─── THE DATA

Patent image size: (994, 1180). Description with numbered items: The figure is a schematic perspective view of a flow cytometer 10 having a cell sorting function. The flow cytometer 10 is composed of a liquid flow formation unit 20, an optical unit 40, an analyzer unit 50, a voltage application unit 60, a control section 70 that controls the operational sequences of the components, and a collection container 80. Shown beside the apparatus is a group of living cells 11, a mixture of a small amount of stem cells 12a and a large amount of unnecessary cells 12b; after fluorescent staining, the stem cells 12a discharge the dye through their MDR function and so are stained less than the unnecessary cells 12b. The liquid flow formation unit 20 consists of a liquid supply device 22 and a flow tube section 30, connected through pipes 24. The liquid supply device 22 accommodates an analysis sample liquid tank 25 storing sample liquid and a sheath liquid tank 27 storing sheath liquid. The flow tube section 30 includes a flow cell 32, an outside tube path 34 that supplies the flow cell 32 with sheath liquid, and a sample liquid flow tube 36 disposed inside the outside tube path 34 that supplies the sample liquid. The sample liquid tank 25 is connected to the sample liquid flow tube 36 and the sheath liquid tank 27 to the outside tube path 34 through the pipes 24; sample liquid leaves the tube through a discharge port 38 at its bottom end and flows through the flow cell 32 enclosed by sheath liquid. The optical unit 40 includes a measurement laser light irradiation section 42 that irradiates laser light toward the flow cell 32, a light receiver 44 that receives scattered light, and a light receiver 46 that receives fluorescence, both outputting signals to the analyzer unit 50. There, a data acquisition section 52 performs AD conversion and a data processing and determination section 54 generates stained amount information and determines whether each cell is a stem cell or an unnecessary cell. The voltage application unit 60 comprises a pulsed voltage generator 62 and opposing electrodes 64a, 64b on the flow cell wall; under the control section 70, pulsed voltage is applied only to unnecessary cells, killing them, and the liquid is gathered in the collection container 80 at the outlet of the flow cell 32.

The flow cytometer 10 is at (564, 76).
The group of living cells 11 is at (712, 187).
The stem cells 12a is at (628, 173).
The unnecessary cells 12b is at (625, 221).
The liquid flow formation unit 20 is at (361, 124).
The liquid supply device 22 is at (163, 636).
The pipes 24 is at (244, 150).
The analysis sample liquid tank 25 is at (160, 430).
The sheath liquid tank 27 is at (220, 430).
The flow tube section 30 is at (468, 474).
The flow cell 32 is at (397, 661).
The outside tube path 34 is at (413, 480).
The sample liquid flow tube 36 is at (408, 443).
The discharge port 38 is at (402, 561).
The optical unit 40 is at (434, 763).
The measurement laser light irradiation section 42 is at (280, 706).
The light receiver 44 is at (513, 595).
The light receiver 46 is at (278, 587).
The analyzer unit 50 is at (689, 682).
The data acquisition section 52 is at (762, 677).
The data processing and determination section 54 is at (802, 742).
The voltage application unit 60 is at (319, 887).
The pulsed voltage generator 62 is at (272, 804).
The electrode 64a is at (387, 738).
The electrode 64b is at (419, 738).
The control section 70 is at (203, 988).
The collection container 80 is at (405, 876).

──────

Send back all of the entries exactly, with nothing missing.

Patent image size: (994, 1180). Description with numbered items: The figure is a schematic perspective view of a flow cytometer 10 having a cell sorting function. The flow cytometer 10 is composed of a liquid flow formation unit 20, an optical unit 40, an analyzer unit 50, a voltage application unit 60, a control section 70 that controls the operational sequences of the components, and a collection container 80. Shown beside the apparatus is a group of living cells 11, a mixture of a small amount of stem cells 12a and a large amount of unnecessary cells 12b; after fluorescent staining, the stem cells 12a discharge the dye through their MDR function and so are stained less than the unnecessary cells 12b. The liquid flow formation unit 20 consists of a liquid supply device 22 and a flow tube section 30, connected through pipes 24. The liquid supply device 22 accommodates an analysis sample liquid tank 25 storing sample liquid and a sheath liquid tank 27 storing sheath liquid. The flow tube section 30 includes a flow cell 32, an outside tube path 34 that supplies the flow cell 32 with sheath liquid, and a sample liquid flow tube 36 disposed inside the outside tube path 34 that supplies the sample liquid. The sample liquid tank 25 is connected to the sample liquid flow tube 36 and the sheath liquid tank 27 to the outside tube path 34 through the pipes 24; sample liquid leaves the tube through a discharge port 38 at its bottom end and flows through the flow cell 32 enclosed by sheath liquid. The optical unit 40 includes a measurement laser light irradiation section 42 that irradiates laser light toward the flow cell 32, a light receiver 44 that receives scattered light, and a light receiver 46 that receives fluorescence, both outputting signals to the analyzer unit 50. There, a data acquisition section 52 performs AD conversion and a data processing and determination section 54 generates stained amount information and determines whether each cell is a stem cell or an unnecessary cell. The voltage application unit 60 comprises a pulsed voltage generator 62 and opposing electrodes 64a, 64b on the flow cell wall; under the control section 70, pulsed voltage is applied only to unnecessary cells, killing them, and the liquid is gathered in the collection container 80 at the outlet of the flow cell 32.

The flow cytometer 10 is at (564, 76).
The group of living cells 11 is at (712, 187).
The stem cells 12a is at (628, 173).
The unnecessary cells 12b is at (625, 221).
The liquid flow formation unit 20 is at (361, 124).
The liquid supply device 22 is at (163, 636).
The pipes 24 is at (244, 150).
The analysis sample liquid tank 25 is at (160, 430).
The sheath liquid tank 27 is at (220, 430).
The flow tube section 30 is at (468, 474).
The flow cell 32 is at (397, 661).
The outside tube path 34 is at (413, 480).
The sample liquid flow tube 36 is at (408, 443).
The discharge port 38 is at (402, 561).
The optical unit 40 is at (434, 763).
The measurement laser light irradiation section 42 is at (280, 706).
The light receiver 44 is at (513, 595).
The light receiver 46 is at (278, 587).
The analyzer unit 50 is at (689, 682).
The data acquisition section 52 is at (762, 677).
The data processing and determination section 54 is at (802, 742).
The voltage application unit 60 is at (319, 887).
The pulsed voltage generator 62 is at (272, 804).
The electrode 64a is at (387, 738).
The electrode 64b is at (419, 738).
The control section 70 is at (203, 988).
The collection container 80 is at (405, 876).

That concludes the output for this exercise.